▶ _What the task asks_
All lines in the data bearing the string "ἑξῆς" should be identified and copied.
___ Data supplied
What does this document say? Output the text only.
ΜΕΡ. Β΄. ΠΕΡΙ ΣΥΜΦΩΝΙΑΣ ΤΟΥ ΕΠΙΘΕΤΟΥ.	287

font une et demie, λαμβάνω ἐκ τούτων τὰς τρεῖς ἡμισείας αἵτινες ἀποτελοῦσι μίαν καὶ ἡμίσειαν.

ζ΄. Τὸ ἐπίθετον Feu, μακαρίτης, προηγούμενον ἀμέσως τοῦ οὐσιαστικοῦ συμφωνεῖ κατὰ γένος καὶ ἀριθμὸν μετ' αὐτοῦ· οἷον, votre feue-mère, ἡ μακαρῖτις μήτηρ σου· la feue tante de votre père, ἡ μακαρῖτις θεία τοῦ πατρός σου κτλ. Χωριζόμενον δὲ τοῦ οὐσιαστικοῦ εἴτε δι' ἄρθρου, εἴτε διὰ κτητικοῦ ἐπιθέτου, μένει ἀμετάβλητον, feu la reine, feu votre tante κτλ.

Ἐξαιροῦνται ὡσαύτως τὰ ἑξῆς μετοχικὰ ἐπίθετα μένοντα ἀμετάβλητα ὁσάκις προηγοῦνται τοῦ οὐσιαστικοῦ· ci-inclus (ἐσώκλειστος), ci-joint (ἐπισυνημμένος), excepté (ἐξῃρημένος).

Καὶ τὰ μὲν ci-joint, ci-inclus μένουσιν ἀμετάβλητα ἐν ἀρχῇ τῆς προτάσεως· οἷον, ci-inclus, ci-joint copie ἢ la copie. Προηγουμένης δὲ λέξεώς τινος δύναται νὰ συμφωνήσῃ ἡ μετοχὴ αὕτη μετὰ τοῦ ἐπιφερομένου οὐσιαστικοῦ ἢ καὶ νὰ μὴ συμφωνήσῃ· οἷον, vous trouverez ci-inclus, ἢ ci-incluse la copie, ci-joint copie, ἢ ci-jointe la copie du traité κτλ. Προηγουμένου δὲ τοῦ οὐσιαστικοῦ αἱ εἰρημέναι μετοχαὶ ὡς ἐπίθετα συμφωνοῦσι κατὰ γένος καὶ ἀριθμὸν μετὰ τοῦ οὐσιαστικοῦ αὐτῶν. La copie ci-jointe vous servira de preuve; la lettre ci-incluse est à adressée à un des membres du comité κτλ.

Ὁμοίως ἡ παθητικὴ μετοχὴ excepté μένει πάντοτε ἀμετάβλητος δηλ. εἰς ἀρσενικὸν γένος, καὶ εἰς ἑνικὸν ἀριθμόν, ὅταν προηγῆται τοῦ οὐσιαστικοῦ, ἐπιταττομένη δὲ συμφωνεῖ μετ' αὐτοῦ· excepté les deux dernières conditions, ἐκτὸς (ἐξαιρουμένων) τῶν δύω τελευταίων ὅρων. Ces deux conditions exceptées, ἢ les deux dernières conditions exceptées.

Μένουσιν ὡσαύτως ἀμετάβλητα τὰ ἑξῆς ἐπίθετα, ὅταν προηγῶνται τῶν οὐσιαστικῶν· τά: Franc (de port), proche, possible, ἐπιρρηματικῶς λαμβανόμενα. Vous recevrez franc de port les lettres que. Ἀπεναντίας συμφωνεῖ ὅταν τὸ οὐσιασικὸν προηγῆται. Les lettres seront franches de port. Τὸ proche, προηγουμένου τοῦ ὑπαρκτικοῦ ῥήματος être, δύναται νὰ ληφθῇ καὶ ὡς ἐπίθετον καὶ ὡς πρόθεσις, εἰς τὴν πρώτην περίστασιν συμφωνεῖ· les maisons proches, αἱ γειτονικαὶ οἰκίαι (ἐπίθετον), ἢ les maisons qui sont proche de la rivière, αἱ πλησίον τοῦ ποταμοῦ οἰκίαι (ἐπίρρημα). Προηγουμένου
______
▶ _Solution to this task_
Ἐξαιροῦνται ὡσαύτως τὰ ἑξῆς μετοχικὰ ἐπίθετα μένοντα ἀμετάβλητα ὁσάκις προηγοῦνται τοῦ οὐσιαστικοῦ· ci-inclus (ἐσώκλειστος), ci-joint (ἐπισυνημμένος), excepté (ἐξῃρημένος).
Μένουσιν ὡσαύτως ἀμετάβλητα τὰ ἑξῆς ἐπίθετα, ὅταν προηγῶνται τῶν οὐσιαστικῶν· τά: Franc (de port), proche, possible, ἐπιρρηματικῶς λαμβανόμενα. Vous recevrez franc de port les lettres que. Ἀπεναντίας συμφωνεῖ ὅταν τὸ οὐσιασικὸν προηγῆται. Les lettres seront franches de port. Τὸ proche, προηγουμένου τοῦ ὑπαρκτικοῦ ῥήματος être, δύναται νὰ ληφθῇ καὶ ὡς ἐπίθετον καὶ ὡς πρόθεσις, εἰς τὴν πρώτην περίστασιν συμφωνεῖ· les maisons proches, αἱ γειτονικαὶ οἰκίαι (ἐπίθετον), ἢ les maisons qui sont proche de la rivière, αἱ πλησίον τοῦ ποταμοῦ οἰκίαι (ἐπίρρημα). Προηγουμένου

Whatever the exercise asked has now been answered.